[Extracted records]
.....

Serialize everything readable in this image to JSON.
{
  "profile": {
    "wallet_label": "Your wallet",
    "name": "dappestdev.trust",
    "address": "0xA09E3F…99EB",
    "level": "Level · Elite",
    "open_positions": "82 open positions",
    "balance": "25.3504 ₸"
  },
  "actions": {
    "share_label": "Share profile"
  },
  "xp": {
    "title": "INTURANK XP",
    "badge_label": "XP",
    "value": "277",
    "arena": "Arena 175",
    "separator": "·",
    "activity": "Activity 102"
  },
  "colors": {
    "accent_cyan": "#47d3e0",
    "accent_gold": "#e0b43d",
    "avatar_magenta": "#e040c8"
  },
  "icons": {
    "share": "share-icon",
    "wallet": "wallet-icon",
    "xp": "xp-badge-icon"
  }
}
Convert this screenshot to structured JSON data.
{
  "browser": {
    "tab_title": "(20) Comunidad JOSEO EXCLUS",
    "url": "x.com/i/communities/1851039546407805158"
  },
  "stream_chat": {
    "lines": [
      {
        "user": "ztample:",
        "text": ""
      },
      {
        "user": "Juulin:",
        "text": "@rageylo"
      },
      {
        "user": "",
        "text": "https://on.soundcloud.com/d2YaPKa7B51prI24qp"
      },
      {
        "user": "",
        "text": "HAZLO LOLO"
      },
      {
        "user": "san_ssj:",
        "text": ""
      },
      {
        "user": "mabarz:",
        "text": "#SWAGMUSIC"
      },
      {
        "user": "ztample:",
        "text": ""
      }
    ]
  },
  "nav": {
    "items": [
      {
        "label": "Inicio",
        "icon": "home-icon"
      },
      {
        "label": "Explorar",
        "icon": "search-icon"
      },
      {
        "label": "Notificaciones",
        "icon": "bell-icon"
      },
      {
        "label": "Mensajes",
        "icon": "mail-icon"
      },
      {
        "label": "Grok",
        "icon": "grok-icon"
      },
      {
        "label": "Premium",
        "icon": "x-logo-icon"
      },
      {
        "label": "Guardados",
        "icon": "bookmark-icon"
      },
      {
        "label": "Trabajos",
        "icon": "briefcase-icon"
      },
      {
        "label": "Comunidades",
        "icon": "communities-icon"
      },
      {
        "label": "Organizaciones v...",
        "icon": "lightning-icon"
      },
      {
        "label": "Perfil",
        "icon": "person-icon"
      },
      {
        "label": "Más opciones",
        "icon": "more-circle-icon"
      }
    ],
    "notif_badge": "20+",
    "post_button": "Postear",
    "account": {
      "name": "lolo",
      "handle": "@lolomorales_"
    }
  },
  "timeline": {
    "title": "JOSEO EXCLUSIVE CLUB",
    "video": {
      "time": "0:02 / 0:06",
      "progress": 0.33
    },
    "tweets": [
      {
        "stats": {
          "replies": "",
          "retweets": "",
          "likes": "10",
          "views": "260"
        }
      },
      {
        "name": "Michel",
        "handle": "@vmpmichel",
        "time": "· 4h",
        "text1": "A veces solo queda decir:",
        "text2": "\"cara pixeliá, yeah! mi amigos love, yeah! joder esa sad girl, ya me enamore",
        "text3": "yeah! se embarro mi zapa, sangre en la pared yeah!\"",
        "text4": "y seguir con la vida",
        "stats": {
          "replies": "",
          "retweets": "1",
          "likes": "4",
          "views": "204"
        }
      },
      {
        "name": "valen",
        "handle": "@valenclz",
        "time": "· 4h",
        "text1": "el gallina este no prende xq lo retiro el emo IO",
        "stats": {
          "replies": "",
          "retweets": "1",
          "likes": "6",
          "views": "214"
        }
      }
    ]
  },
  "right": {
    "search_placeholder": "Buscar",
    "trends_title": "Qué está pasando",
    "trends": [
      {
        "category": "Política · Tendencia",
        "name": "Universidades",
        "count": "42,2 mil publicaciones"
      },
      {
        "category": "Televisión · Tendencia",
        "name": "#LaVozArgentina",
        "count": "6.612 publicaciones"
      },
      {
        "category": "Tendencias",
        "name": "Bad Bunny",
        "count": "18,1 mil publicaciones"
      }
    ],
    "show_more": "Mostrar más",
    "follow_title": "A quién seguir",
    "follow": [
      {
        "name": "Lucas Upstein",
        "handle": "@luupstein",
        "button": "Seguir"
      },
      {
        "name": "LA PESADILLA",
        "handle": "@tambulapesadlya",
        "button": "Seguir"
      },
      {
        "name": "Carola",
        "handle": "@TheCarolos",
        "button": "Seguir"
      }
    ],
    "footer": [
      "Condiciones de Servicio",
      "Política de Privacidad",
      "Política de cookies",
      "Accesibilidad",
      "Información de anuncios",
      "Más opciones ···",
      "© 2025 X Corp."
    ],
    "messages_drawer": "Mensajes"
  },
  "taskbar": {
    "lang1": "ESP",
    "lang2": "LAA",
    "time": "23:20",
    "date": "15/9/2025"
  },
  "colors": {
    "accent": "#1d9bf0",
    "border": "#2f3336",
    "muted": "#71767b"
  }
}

.....

## Set task
Print every record above exactly as written.

## Reply
Serialize everything readable in this image to JSON.
{
  "profile": {
    "wallet_label": "Your wallet",
    "name": "dappestdev.trust",
    "address": "0xA09E3F…99EB",
    "level": "Level · Elite",
    "open_positions": "82 open positions",
    "balance": "25.3504 ₸"
  },
  "actions": {
    "share_label": "Share profile"
  },
  "xp": {
    "title": "INTURANK XP",
    "badge_label": "XP",
    "value": "277",
    "arena": "Arena 175",
    "separator": "·",
    "activity": "Activity 102"
  },
  "colors": {
    "accent_cyan": "#47d3e0",
    "accent_gold": "#e0b43d",
    "avatar_magenta": "#e040c8"
  },
  "icons": {
    "share": "share-icon",
    "wallet": "wallet-icon",
    "xp": "xp-badge-icon"
  }
}
Convert this screenshot to structured JSON data.
{
  "browser": {
    "tab_title": "(20) Comunidad JOSEO EXCLUS",
    "url": "x.com/i/communities/1851039546407805158"
  },
  "stream_chat": {
    "lines": [
      {
        "user": "ztample:",
        "text": ""
      },
      {
        "user": "Juulin:",
        "text": "@rageylo"
      },
      {
        "user": "",
        "text": "https://on.soundcloud.com/d2YaPKa7B51prI24qp"
      },
      {
        "user": "",
        "text": "HAZLO LOLO"
      },
      {
        "user": "san_ssj:",
        "text": ""
      },
      {
        "user": "mabarz:",
        "text": "#SWAGMUSIC"
      },
      {
        "user": "ztample:",
        "text": ""
      }
    ]
  },
  "nav": {
    "items": [
      {
        "label": "Inicio",
        "icon": "home-icon"
      },
      {
        "label": "Explorar",
        "icon": "search-icon"
      },
      {
        "label": "Notificaciones",
        "icon": "bell-icon"
      },
      {
        "label": "Mensajes",
        "icon": "mail-icon"
      },
      {
        "label": "Grok",
        "icon": "grok-icon"
      },
      {
        "label": "Premium",
        "icon": "x-logo-icon"
      },
      {
        "label": "Guardados",
        "icon": "bookmark-icon"
      },
      {
        "label": "Trabajos",
        "icon": "briefcase-icon"
      },
      {
        "label": "Comunidades",
        "icon": "communities-icon"
      },
      {
        "label": "Organizaciones v...",
        "icon": "lightning-icon"
      },
      {
        "label": "Perfil",
        "icon": "person-icon"
      },
      {
        "label": "Más opciones",
        "icon": "more-circle-icon"
      }
    ],
    "notif_badge": "20+",
    "post_button": "Postear",
    "account": {
      "name": "lolo",
      "handle": "@lolomorales_"
    }
  },
  "timeline": {
    "title": "JOSEO EXCLUSIVE CLUB",
    "video": {
      "time": "0:02 / 0:06",
      "progress": 0.33
    },
    "tweets": [
      {
        "stats": {
          "replies": "",
          "retweets": "",
          "likes": "10",
          "views": "260"
        }
      },
      {
        "name": "Michel",
        "handle": "@vmpmichel",
        "time": "· 4h",
        "text1": "A veces solo queda decir:",
        "text2": "\"cara pixeliá, yeah! mi amigos love, yeah! joder esa sad girl, ya me enamore",
        "text3": "yeah! se embarro mi zapa, sangre en la pared yeah!\"",
        "text4": "y seguir con la vida",
        "stats": {
          "replies": "",
          "retweets": "1",
          "likes": "4",
          "views": "204"
        }
      },
      {
        "name": "valen",
        "handle": "@valenclz",
        "time": "· 4h",
        "text1": "el gallina este no prende xq lo retiro el emo IO",
        "stats": {
          "replies": "",
          "retweets": "1",
          "likes": "6",
          "views": "214"
        }
      }
    ]
  },
  "right": {
    "search_placeholder": "Buscar",
    "trends_title": "Qué está pasando",
    "trends": [
      {
        "category": "Política · Tendencia",
        "name": "Universidades",
        "count": "42,2 mil publicaciones"
      },
      {
        "category": "Televisión · Tendencia",
        "name": "#LaVozArgentina",
        "count": "6.612 publicaciones"
      },
      {
        "category": "Tendencias",
        "name": "Bad Bunny",
        "count": "18,1 mil publicaciones"
      }
    ],
    "show_more": "Mostrar más",
    "follow_title": "A quién seguir",
    "follow": [
      {
        "name": "Lucas Upstein",
        "handle": "@luupstein",
        "button": "Seguir"
      },
      {
        "name": "LA PESADILLA",
        "handle": "@tambulapesadlya",
        "button": "Seguir"
      },
      {
        "name": "Carola",
        "handle": "@TheCarolos",
        "button": "Seguir"
      }
    ],
    "footer": [
      "Condiciones de Servicio",
      "Política de Privacidad",
      "Política de cookies",
      "Accesibilidad",
      "Información de anuncios",
      "Más opciones ···",
      "© 2025 X Corp."
    ],
    "messages_drawer": "Mensajes"
  },
  "taskbar": {
    "lang1": "ESP",
    "lang2": "LAA",
    "time": "23:20",
    "date": "15/9/2025"
  },
  "colors": {
    "accent": "#1d9bf0",
    "border": "#2f3336",
    "muted": "#71767b"
  }
}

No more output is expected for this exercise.